WRITTEN REQUEST:
Look over the entries that follow and work out how many lines contain "Customizing". State the number only.
---
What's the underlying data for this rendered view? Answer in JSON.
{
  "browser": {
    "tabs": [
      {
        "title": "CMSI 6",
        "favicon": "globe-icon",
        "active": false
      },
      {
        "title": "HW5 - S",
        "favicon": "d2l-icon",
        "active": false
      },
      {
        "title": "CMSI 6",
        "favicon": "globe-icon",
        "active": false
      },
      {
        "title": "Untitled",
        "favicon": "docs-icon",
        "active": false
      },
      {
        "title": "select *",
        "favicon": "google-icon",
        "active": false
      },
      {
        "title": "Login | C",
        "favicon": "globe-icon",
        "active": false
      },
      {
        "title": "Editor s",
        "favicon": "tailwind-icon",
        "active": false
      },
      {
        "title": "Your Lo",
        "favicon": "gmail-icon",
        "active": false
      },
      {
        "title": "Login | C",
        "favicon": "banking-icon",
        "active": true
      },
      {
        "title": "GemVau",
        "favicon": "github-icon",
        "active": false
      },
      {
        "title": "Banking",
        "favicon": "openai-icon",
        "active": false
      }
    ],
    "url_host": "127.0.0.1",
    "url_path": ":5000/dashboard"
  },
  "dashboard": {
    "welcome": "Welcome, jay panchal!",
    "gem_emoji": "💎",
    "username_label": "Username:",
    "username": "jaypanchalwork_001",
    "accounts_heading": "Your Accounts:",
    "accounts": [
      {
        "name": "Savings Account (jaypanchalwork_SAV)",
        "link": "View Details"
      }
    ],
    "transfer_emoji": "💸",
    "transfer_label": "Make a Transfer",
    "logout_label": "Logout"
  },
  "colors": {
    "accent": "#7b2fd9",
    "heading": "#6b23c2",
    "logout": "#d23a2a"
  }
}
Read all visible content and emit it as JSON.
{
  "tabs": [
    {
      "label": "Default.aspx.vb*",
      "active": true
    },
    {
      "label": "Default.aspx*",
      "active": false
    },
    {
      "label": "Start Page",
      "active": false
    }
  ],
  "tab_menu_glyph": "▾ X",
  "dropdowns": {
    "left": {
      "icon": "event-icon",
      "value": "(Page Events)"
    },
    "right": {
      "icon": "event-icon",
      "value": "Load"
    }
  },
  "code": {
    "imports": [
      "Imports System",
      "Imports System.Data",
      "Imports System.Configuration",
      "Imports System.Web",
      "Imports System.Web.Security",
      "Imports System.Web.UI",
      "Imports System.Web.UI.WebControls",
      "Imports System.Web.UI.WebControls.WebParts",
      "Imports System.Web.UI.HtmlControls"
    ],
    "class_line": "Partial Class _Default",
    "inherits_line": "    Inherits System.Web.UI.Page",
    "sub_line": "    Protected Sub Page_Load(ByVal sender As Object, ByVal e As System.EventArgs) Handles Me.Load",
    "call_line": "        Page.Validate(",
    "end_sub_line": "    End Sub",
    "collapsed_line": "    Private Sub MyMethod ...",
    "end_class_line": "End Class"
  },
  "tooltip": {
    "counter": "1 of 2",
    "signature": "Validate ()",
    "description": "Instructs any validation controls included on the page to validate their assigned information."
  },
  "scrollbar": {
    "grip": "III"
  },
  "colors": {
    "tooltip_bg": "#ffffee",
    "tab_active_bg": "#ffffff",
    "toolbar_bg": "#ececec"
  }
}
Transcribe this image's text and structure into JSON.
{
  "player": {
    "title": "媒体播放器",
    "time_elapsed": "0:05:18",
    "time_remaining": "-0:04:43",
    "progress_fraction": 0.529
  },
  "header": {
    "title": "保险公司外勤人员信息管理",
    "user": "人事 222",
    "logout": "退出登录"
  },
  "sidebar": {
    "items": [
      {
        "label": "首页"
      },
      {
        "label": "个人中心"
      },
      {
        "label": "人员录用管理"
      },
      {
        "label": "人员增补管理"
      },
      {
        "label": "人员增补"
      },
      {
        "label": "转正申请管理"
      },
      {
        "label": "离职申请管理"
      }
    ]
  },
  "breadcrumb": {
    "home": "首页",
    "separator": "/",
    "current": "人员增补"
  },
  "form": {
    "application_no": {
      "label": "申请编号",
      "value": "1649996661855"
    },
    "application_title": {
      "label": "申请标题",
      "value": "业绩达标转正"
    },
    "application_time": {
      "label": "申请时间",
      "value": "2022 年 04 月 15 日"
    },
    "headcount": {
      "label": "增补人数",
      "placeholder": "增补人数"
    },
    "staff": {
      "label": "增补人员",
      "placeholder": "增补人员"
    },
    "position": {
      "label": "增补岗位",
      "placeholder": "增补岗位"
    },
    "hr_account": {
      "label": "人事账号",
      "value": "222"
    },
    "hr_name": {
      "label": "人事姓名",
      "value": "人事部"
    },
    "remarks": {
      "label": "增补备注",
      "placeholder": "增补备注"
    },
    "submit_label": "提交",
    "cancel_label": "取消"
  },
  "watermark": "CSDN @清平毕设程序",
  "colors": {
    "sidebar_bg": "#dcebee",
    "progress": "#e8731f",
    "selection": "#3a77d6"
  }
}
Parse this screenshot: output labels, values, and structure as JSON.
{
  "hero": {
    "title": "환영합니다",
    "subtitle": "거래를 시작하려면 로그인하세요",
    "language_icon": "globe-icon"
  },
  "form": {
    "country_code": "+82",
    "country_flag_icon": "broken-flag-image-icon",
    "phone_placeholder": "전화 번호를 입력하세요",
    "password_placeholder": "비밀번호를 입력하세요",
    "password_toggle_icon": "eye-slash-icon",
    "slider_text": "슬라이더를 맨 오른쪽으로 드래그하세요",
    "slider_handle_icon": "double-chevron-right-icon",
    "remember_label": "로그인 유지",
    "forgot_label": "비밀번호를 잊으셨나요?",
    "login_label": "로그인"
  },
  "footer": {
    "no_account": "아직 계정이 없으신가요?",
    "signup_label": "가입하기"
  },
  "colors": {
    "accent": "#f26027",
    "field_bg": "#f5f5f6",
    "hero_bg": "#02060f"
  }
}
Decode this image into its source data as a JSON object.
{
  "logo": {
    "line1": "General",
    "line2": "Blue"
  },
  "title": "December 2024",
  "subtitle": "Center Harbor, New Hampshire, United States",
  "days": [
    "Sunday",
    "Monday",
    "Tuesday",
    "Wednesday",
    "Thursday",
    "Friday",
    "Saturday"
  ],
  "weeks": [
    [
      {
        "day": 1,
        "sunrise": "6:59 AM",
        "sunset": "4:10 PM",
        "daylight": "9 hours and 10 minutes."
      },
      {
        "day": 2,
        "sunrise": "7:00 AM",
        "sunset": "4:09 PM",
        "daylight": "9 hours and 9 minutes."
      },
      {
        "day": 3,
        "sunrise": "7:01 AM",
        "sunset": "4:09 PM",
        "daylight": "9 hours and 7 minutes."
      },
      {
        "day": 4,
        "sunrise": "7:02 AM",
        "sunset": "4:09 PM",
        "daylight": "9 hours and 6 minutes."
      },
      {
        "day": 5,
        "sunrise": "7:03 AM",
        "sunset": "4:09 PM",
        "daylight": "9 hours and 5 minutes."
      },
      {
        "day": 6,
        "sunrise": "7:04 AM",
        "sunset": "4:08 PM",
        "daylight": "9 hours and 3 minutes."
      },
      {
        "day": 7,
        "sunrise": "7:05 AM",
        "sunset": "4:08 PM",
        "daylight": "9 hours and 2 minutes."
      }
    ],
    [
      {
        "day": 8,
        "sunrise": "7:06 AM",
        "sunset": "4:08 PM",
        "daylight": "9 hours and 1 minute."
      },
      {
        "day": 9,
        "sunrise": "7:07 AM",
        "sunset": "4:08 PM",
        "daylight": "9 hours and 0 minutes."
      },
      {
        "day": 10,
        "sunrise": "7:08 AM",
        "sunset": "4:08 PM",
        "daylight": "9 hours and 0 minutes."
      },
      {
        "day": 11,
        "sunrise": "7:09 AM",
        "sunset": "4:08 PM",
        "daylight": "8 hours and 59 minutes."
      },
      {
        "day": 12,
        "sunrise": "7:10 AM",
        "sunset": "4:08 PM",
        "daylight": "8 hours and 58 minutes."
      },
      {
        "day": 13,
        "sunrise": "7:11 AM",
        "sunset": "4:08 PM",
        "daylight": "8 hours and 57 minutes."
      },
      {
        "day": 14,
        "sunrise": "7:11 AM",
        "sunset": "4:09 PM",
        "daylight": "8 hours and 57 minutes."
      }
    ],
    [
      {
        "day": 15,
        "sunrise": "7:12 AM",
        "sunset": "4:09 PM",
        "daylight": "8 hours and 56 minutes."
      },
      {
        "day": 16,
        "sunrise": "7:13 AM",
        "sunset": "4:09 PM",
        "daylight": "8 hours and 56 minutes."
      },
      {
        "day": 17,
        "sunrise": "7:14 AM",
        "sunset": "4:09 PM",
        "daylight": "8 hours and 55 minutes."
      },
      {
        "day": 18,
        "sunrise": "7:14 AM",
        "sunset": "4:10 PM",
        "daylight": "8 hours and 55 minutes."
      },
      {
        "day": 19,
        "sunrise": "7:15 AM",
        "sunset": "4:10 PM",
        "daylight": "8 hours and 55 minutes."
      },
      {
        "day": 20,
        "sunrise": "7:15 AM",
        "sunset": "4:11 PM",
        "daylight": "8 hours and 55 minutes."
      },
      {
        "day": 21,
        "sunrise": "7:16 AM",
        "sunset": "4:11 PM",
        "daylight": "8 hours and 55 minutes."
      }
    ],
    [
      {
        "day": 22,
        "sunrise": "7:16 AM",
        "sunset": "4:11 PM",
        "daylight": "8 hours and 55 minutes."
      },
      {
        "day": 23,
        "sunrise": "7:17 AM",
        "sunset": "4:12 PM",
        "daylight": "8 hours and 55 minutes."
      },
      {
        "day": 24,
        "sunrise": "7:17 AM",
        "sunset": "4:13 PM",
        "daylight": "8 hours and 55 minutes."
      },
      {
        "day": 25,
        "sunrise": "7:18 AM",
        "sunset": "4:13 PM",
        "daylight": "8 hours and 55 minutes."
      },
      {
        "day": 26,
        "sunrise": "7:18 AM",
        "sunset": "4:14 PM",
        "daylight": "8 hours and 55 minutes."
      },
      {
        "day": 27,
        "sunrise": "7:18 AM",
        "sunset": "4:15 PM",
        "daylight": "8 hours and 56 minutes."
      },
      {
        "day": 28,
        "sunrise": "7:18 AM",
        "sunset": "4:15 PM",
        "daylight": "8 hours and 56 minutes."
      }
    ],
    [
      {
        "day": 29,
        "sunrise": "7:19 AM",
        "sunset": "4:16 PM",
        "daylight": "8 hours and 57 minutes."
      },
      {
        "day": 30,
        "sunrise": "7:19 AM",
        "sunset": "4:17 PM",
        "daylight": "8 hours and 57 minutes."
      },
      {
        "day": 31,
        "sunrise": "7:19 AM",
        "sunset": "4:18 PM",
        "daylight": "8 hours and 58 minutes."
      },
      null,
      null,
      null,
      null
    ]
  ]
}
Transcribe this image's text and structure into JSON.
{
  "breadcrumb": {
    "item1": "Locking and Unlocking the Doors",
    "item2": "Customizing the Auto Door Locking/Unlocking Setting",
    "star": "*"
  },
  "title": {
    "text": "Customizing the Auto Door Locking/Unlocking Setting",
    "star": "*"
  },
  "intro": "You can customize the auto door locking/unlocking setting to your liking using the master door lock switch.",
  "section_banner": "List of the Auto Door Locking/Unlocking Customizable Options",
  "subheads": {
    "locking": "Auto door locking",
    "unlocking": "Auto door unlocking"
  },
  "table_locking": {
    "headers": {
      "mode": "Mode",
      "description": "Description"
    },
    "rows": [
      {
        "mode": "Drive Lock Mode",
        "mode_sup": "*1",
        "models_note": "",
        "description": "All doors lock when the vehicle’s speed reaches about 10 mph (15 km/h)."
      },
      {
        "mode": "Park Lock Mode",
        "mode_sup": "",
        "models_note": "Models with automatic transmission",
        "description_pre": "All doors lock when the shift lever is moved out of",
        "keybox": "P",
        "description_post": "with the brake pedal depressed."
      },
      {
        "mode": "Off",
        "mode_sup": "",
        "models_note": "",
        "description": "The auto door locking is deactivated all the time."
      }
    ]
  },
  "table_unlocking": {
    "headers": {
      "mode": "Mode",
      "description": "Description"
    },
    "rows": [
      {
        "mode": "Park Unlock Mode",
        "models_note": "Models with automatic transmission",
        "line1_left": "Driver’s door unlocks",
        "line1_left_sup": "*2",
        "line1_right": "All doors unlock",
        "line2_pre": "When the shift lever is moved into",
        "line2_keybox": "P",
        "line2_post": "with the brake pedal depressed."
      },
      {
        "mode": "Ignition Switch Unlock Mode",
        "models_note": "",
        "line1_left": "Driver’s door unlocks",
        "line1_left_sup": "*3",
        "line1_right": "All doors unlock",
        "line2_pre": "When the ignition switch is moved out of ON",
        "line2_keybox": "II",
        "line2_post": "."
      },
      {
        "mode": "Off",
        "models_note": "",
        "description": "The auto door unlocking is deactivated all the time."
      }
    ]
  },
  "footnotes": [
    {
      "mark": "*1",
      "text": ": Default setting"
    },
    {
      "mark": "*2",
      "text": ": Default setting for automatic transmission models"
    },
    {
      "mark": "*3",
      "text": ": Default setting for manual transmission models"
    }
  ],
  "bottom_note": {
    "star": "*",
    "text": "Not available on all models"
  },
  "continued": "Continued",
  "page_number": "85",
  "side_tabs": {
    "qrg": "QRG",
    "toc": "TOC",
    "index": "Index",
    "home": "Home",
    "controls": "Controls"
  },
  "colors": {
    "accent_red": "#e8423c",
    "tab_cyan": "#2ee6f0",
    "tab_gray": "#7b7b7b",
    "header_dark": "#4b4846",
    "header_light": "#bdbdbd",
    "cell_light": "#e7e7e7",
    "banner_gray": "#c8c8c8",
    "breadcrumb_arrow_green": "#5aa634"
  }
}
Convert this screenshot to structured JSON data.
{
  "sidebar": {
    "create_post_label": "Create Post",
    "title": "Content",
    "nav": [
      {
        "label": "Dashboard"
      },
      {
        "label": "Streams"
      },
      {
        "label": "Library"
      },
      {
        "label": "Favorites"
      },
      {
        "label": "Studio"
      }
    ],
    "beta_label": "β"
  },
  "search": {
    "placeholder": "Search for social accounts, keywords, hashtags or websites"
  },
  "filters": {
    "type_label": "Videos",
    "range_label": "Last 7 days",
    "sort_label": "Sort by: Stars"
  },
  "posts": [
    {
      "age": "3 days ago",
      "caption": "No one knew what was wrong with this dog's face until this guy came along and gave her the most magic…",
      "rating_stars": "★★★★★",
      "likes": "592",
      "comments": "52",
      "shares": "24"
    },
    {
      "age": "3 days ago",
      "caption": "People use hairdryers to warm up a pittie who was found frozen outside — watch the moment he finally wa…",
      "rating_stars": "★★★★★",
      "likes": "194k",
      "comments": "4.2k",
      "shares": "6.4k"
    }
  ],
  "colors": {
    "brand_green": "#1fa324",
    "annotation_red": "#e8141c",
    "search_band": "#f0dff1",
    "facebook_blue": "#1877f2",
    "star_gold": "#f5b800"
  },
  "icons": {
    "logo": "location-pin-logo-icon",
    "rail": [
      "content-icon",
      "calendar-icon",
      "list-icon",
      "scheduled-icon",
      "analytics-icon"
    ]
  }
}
---
FINISHED EXERCISE:
2